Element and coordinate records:
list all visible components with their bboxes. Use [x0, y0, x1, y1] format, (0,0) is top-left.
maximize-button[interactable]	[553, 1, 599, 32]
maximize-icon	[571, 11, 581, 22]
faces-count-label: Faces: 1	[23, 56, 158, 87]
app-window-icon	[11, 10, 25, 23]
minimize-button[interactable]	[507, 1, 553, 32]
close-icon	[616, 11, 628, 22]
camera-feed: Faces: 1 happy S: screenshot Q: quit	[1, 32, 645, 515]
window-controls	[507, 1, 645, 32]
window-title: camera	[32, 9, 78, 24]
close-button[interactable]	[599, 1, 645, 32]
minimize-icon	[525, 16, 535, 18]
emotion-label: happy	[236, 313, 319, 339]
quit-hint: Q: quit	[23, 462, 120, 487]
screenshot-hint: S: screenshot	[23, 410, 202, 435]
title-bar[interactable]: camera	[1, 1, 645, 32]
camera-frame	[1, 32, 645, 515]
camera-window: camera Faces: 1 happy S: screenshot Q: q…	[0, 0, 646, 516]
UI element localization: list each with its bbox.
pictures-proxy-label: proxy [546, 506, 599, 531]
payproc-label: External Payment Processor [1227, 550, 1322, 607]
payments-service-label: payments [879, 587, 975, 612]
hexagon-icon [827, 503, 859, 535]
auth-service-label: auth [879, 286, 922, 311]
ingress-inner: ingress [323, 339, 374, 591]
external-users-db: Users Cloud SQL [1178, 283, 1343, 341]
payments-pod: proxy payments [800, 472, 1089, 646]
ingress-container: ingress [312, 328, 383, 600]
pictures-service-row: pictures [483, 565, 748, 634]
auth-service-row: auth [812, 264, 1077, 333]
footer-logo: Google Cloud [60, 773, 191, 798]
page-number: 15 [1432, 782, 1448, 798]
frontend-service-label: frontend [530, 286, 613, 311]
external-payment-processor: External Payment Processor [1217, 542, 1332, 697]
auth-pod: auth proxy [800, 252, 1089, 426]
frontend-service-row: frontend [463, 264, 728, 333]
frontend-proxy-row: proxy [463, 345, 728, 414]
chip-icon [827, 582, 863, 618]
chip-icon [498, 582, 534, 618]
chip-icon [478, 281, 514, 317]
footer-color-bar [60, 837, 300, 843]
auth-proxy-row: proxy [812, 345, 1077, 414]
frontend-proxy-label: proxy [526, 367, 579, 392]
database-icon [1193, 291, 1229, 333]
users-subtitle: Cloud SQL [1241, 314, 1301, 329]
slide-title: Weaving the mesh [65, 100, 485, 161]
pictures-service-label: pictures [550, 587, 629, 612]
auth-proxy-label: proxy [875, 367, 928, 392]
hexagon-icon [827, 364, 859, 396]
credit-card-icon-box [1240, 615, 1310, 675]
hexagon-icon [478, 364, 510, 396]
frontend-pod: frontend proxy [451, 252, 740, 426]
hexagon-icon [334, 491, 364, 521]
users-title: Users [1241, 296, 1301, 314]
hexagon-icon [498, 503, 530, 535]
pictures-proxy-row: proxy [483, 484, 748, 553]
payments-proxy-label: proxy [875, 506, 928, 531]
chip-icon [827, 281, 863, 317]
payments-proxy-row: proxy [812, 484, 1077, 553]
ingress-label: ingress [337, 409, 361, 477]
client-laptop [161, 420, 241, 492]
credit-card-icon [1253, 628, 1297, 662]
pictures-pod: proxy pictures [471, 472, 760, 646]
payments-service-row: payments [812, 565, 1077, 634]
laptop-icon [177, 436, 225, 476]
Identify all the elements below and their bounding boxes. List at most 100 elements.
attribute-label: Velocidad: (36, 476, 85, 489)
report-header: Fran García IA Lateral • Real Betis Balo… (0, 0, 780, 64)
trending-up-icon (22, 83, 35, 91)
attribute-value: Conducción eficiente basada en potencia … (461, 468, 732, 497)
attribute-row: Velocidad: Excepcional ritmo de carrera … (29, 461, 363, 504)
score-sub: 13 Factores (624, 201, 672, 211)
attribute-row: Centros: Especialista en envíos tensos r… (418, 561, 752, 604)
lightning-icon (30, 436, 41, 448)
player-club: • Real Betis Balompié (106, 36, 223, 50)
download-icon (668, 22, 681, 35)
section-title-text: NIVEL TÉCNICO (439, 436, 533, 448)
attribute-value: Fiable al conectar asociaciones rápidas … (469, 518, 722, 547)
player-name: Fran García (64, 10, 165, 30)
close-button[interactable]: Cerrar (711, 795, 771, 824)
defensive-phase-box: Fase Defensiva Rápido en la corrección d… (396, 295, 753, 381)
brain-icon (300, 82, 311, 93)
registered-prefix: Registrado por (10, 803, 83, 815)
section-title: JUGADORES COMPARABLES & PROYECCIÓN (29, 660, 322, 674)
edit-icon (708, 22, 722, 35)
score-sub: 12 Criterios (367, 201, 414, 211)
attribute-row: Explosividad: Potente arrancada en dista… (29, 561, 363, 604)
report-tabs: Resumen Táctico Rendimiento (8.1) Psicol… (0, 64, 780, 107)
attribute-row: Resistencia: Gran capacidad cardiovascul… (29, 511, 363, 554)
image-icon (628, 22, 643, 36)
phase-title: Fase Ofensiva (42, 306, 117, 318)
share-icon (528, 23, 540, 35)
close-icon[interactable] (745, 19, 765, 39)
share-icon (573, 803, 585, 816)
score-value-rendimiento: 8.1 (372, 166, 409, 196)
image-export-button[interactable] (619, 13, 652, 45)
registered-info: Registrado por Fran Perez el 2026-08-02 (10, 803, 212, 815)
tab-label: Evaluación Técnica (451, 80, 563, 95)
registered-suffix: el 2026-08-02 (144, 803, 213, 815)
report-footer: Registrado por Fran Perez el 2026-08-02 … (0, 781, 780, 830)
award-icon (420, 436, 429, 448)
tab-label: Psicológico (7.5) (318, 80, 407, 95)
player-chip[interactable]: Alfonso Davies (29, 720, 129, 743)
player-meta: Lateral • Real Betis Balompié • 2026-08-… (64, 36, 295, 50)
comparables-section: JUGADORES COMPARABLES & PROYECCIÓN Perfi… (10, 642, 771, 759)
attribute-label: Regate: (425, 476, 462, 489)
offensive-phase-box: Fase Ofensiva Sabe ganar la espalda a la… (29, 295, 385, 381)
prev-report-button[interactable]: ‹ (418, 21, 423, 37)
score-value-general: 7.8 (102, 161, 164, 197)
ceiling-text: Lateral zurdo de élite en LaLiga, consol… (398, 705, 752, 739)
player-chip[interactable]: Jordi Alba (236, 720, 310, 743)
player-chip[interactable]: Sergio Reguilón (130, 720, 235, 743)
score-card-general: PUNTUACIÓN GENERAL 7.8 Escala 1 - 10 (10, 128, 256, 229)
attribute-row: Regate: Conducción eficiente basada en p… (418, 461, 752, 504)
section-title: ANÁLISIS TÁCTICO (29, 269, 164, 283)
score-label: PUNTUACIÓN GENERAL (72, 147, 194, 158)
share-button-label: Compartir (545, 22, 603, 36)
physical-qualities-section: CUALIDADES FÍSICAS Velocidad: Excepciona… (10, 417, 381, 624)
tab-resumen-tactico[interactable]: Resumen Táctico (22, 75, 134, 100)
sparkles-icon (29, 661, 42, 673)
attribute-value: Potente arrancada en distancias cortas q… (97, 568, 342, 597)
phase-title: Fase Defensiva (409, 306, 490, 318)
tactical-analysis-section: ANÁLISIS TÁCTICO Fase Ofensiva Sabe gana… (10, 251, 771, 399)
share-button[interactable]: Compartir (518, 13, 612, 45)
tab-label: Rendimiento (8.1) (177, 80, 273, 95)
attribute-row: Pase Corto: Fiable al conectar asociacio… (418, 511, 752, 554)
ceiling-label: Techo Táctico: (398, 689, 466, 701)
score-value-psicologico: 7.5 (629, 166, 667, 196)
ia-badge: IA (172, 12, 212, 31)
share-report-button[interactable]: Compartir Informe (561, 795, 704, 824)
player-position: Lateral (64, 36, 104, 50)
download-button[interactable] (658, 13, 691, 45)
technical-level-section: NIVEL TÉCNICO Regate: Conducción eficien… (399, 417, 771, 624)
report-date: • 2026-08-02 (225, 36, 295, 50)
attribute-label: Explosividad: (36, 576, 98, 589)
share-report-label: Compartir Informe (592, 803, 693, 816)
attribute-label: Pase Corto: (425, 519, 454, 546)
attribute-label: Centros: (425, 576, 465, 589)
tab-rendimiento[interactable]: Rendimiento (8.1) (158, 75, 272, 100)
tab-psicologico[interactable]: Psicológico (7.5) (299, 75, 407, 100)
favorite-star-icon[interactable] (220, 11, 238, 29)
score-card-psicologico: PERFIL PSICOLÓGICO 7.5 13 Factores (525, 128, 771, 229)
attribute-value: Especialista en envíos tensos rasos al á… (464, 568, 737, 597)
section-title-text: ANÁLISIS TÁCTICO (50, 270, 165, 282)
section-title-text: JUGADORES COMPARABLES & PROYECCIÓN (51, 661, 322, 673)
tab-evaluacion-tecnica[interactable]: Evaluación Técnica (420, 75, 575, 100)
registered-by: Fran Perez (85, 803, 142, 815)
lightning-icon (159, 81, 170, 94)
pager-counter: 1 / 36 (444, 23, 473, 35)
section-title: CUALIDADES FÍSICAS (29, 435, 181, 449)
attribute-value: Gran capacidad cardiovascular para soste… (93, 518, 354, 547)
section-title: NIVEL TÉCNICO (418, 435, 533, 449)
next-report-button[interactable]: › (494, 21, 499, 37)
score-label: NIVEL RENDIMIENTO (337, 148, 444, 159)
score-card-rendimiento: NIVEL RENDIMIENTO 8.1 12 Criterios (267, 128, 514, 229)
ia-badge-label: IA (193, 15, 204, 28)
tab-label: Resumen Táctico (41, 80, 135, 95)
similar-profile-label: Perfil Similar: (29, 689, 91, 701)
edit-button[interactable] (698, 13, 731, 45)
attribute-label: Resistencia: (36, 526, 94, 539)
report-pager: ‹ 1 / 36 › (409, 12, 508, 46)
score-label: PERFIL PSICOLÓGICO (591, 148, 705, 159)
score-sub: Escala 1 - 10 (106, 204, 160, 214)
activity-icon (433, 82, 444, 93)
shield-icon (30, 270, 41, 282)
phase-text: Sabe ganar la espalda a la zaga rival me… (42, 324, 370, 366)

Problem description: Rewrite the records from their start through the line containing "11, 628, 22]", changing "maximize-icon" to "restore-icon" and leaving everything else as it is.

Response:
list all visible components with their bboxes. Use [x0, y0, x1, y1] format, (0,0) is top-left.
maximize-button[interactable]	[553, 1, 599, 32]
restore-icon	[571, 11, 581, 22]
faces-count-label: Faces: 1	[23, 56, 158, 87]
app-window-icon	[11, 10, 25, 23]
minimize-button[interactable]	[507, 1, 553, 32]
close-icon	[616, 11, 628, 22]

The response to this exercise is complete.